WRITTEN EXERCISE - Skip every image and restate the data word for word.

ITEMS -
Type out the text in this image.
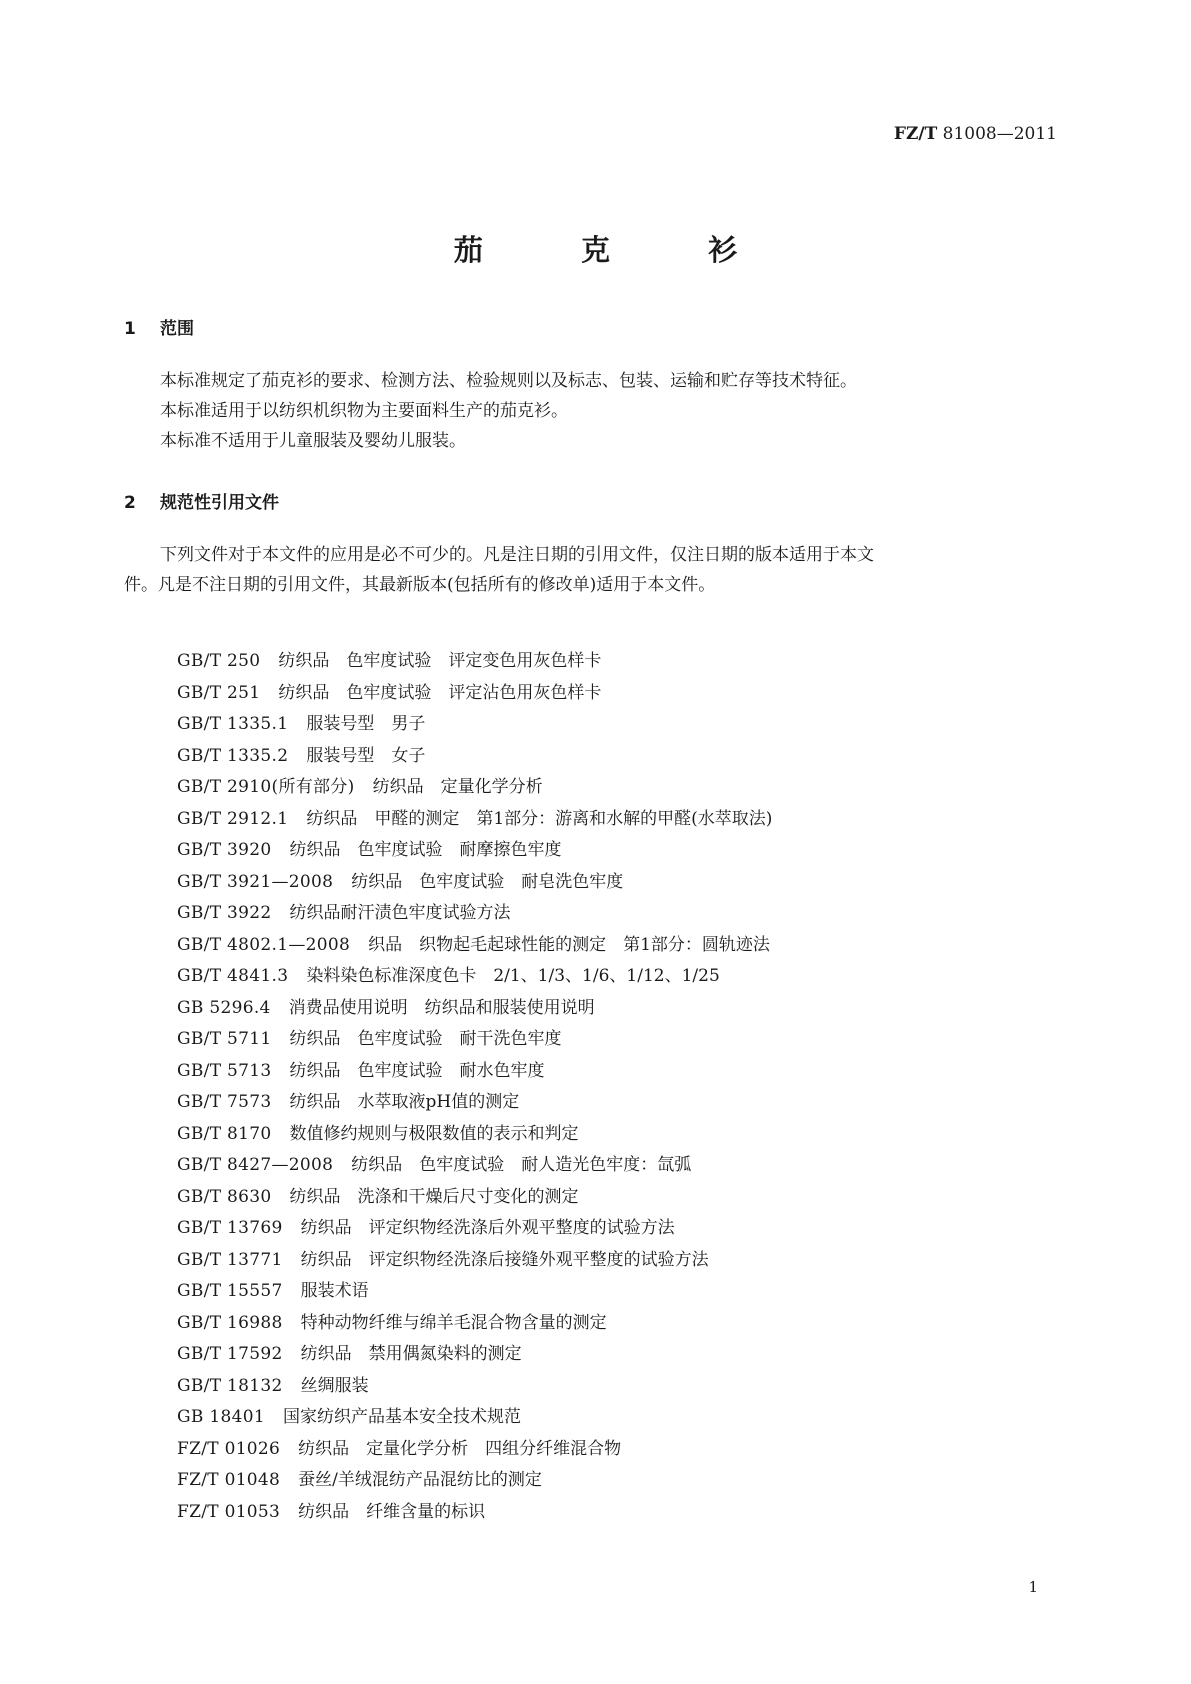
FZ/T 81008—2011
茄 克 衫
1 范围

本标准规定了茄克衫的要求、检测方法、检验规则以及标志、包装、运输和贮存等技术特征。
本标准适用于以纺织机织物为主要面料生产的茄克衫。
本标准不适用于儿童服装及婴幼儿服装。

2 规范性引用文件

下列文件对于本文件的应用是必不可少的。凡是注日期的引用文件，仅注日期的版本适用于本文
件。凡是不注日期的引用文件，其最新版本(包括所有的修改单)适用于本文件。

GB/T 250 纺织品　色牢度试验　评定变色用灰色样卡
GB/T 251 纺织品　色牢度试验　评定沾色用灰色样卡
GB/T 1335.1 服装号型　男子
GB/T 1335.2 服装号型　女子
GB/T 2910(所有部分) 纺织品　定量化学分析
GB/T 2912.1 纺织品　甲醛的测定　第1部分：游离和水解的甲醛(水萃取法)
GB/T 3920 纺织品　色牢度试验　耐摩擦色牢度
GB/T 3921—2008 纺织品　色牢度试验　耐皂洗色牢度
GB/T 3922 纺织品耐汗渍色牢度试验方法
GB/T 4802.1—2008 织品　织物起毛起球性能的测定　第1部分：圆轨迹法
GB/T 4841.3 染料染色标准深度色卡　2/1、1/3、1/6、1/12、1/25
GB 5296.4 消费品使用说明　纺织品和服装使用说明
GB/T 5711 纺织品　色牢度试验　耐干洗色牢度
GB/T 5713 纺织品　色牢度试验　耐水色牢度
GB/T 7573 纺织品　水萃取液pH值的测定
GB/T 8170 数值修约规则与极限数值的表示和判定
GB/T 8427—2008 纺织品　色牢度试验　耐人造光色牢度：氙弧
GB/T 8630 纺织品　洗涤和干燥后尺寸变化的测定
GB/T 13769 纺织品　评定织物经洗涤后外观平整度的试验方法
GB/T 13771 纺织品　评定织物经洗涤后接缝外观平整度的试验方法
GB/T 15557 服装术语
GB/T 16988 特种动物纤维与绵羊毛混合物含量的测定
GB/T 17592 纺织品　禁用偶氮染料的测定
GB/T 18132 丝绸服装
GB 18401 国家纺织产品基本安全技术规范
FZ/T 01026 纺织品　定量化学分析　四组分纤维混合物
FZ/T 01048 蚕丝/羊绒混纺产品混纺比的测定
FZ/T 01053 纺织品　纤维含量的标识
1
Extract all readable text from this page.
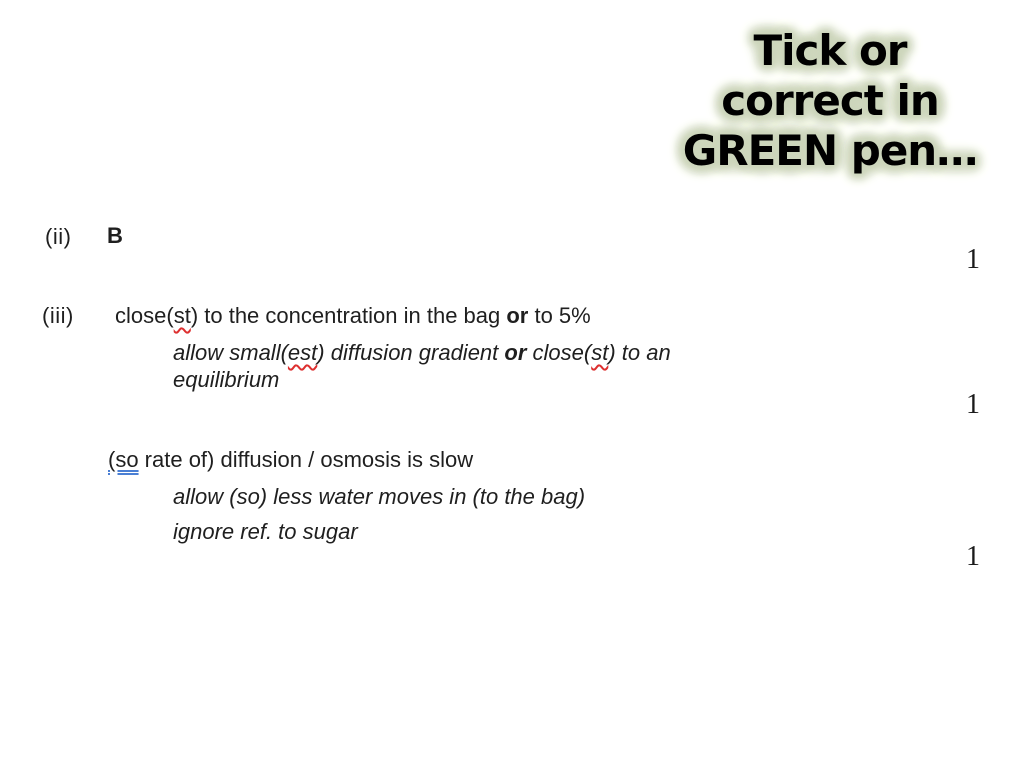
Tick or
correct in
GREEN pen…
(ii) B
1
(iii) close(st) to the concentration in the bag or to 5%
allow small(est) diffusion gradient or close(st) to an
equilibrium
1
(so rate of) diffusion / osmosis is slow
allow (so) less water moves in (to the bag)
ignore ref. to sugar
1
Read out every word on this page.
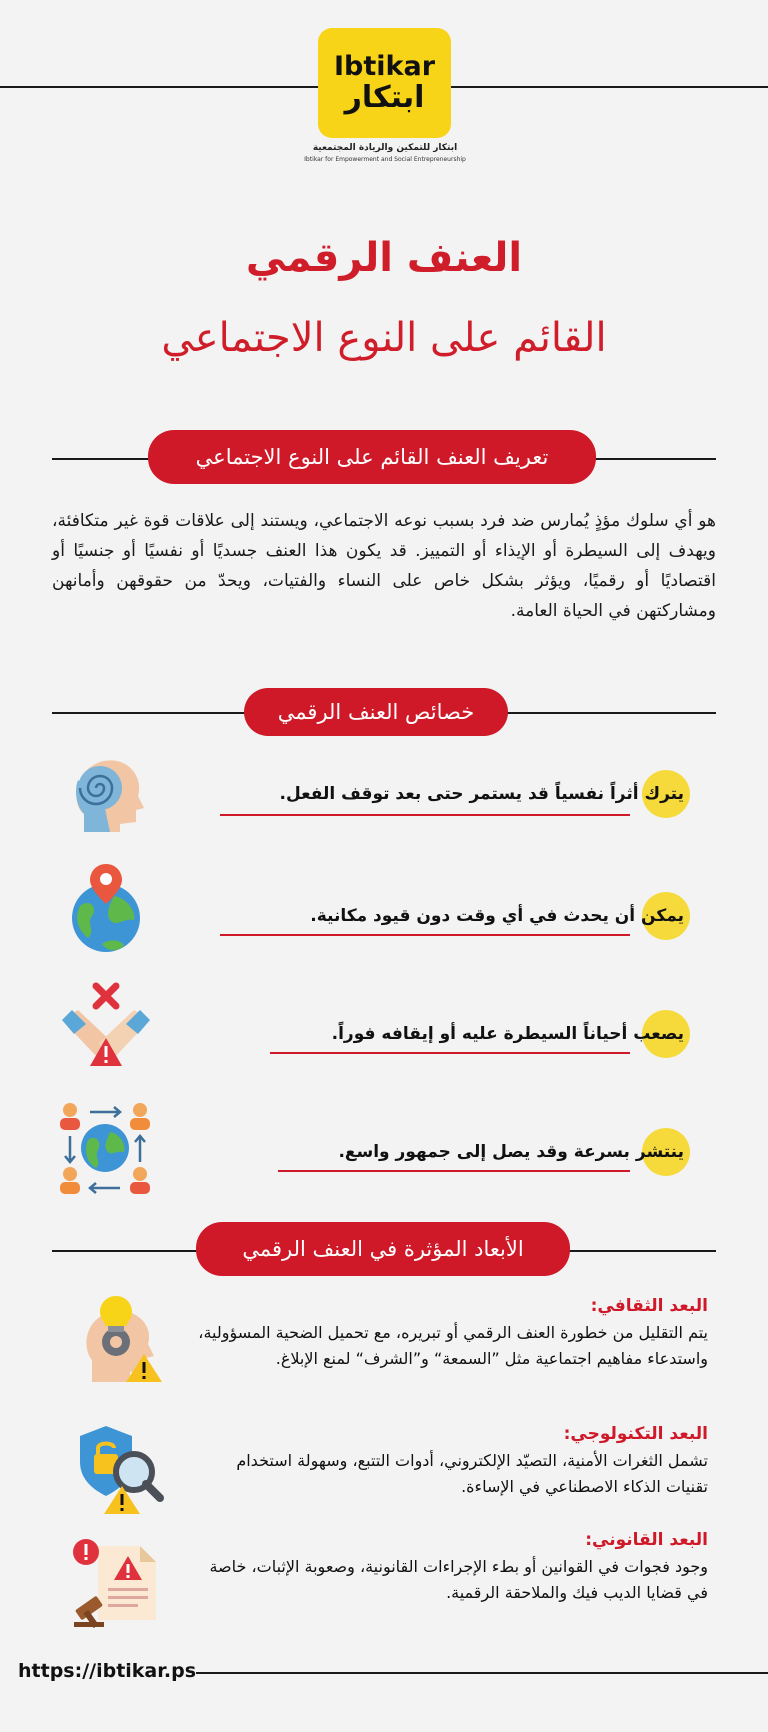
Ibtikar
ابتكار
ابتكار للتمكين والريادة المجتمعية
Ibtikar for Empowerment and Social Entrepreneurship
العنف الرقمي
القائم على النوع الاجتماعي
تعريف العنف القائم على النوع الاجتماعي
هو أي سلوك مؤذٍ يُمارس ضد فرد بسبب نوعه الاجتماعي، ويستند إلى علاقات قوة غير متكافئة، ويهدف إلى السيطرة أو الإيذاء أو التمييز. قد يكون هذا العنف جسديًا أو نفسيًا أو جنسيًا أو اقتصاديًا أو رقميًا، ويؤثر بشكل خاص على النساء والفتيات، ويحدّ من حقوقهن وأمانهن ومشاركتهن في الحياة العامة.
خصائص العنف الرقمي
يترك أثراً نفسياً قد يستمر حتى بعد توقف الفعل.
يمكن أن يحدث في أي وقت دون قيود مكانية.
يصعب أحياناً السيطرة عليه أو إيقافه فوراً.
ينتشر بسرعة وقد يصل إلى جمهور واسع.
الأبعاد المؤثرة في العنف الرقمي
البعد الثقافي:
يتم التقليل من خطورة العنف الرقمي أو تبريره، مع تحميل الضحية المسؤولية، واستدعاء مفاهيم اجتماعية مثل ”السمعة“ و”الشرف“ لمنع الإبلاغ.
البعد التكنولوجي:
تشمل الثغرات الأمنية، التصيّد الإلكتروني، أدوات التتبع، وسهولة استخدام تقنيات الذكاء الاصطناعي في الإساءة.
البعد القانوني:
وجود فجوات في القوانين أو بطء الإجراءات القانونية، وصعوبة الإثبات، خاصة في قضايا الديب فيك والملاحقة الرقمية.
https://ibtikar.ps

WRITTEN REPLY -
Type out the text in this image.
FZ/T 81008—2011
茄 克 衫
1 范围

本标准规定了茄克衫的要求、检测方法、检验规则以及标志、包装、运输和贮存等技术特征。
本标准适用于以纺织机织物为主要面料生产的茄克衫。
本标准不适用于儿童服装及婴幼儿服装。

2 规范性引用文件

下列文件对于本文件的应用是必不可少的。凡是注日期的引用文件，仅注日期的版本适用于本文
件。凡是不注日期的引用文件，其最新版本(包括所有的修改单)适用于本文件。

GB/T 250 纺织品　色牢度试验　评定变色用灰色样卡
GB/T 251 纺织品　色牢度试验　评定沾色用灰色样卡
GB/T 1335.1 服装号型　男子
GB/T 1335.2 服装号型　女子
GB/T 2910(所有部分) 纺织品　定量化学分析
GB/T 2912.1 纺织品　甲醛的测定　第1部分：游离和水解的甲醛(水萃取法)
GB/T 3920 纺织品　色牢度试验　耐摩擦色牢度
GB/T 3921—2008 纺织品　色牢度试验　耐皂洗色牢度
GB/T 3922 纺织品耐汗渍色牢度试验方法
GB/T 4802.1—2008 织品　织物起毛起球性能的测定　第1部分：圆轨迹法
GB/T 4841.3 染料染色标准深度色卡　2/1、1/3、1/6、1/12、1/25
GB 5296.4 消费品使用说明　纺织品和服装使用说明
GB/T 5711 纺织品　色牢度试验　耐干洗色牢度
GB/T 5713 纺织品　色牢度试验　耐水色牢度
GB/T 7573 纺织品　水萃取液pH值的测定
GB/T 8170 数值修约规则与极限数值的表示和判定
GB/T 8427—2008 纺织品　色牢度试验　耐人造光色牢度：氙弧
GB/T 8630 纺织品　洗涤和干燥后尺寸变化的测定
GB/T 13769 纺织品　评定织物经洗涤后外观平整度的试验方法
GB/T 13771 纺织品　评定织物经洗涤后接缝外观平整度的试验方法
GB/T 15557 服装术语
GB/T 16988 特种动物纤维与绵羊毛混合物含量的测定
GB/T 17592 纺织品　禁用偶氮染料的测定
GB/T 18132 丝绸服装
GB 18401 国家纺织产品基本安全技术规范
FZ/T 01026 纺织品　定量化学分析　四组分纤维混合物
FZ/T 01048 蚕丝/羊绒混纺产品混纺比的测定
FZ/T 01053 纺织品　纤维含量的标识
1
Extract all readable text from this page.
Tick or
correct in
GREEN pen…
(ii) B
1
(iii) close(st) to the concentration in the bag or to 5%
allow small(est) diffusion gradient or close(st) to an
equilibrium
1
(so rate of) diffusion / osmosis is slow
allow (so) less water moves in (to the bag)
ignore ref. to sugar
1
Read out every word on this page.
Ibtikar
ابتكار
ابتكار للتمكين والريادة المجتمعية
Ibtikar for Empowerment and Social Entrepreneurship
العنف الرقمي
القائم على النوع الاجتماعي
تعريف العنف القائم على النوع الاجتماعي
هو أي سلوك مؤذٍ يُمارس ضد فرد بسبب نوعه الاجتماعي، ويستند إلى علاقات قوة غير متكافئة، ويهدف إلى السيطرة أو الإيذاء أو التمييز. قد يكون هذا العنف جسديًا أو نفسيًا أو جنسيًا أو اقتصاديًا أو رقميًا، ويؤثر بشكل خاص على النساء والفتيات، ويحدّ من حقوقهن وأمانهن ومشاركتهن في الحياة العامة.
خصائص العنف الرقمي
يترك أثراً نفسياً قد يستمر حتى بعد توقف الفعل.
يمكن أن يحدث في أي وقت دون قيود مكانية.
يصعب أحياناً السيطرة عليه أو إيقافه فوراً.
ينتشر بسرعة وقد يصل إلى جمهور واسع.
الأبعاد المؤثرة في العنف الرقمي
البعد الثقافي:
يتم التقليل من خطورة العنف الرقمي أو تبريره، مع تحميل الضحية المسؤولية، واستدعاء مفاهيم اجتماعية مثل ”السمعة“ و”الشرف“ لمنع الإبلاغ.
البعد التكنولوجي:
تشمل الثغرات الأمنية، التصيّد الإلكتروني، أدوات التتبع، وسهولة استخدام تقنيات الذكاء الاصطناعي في الإساءة.
البعد القانوني:
وجود فجوات في القوانين أو بطء الإجراءات القانونية، وصعوبة الإثبات، خاصة في قضايا الديب فيك والملاحقة الرقمية.
https://ibtikar.ps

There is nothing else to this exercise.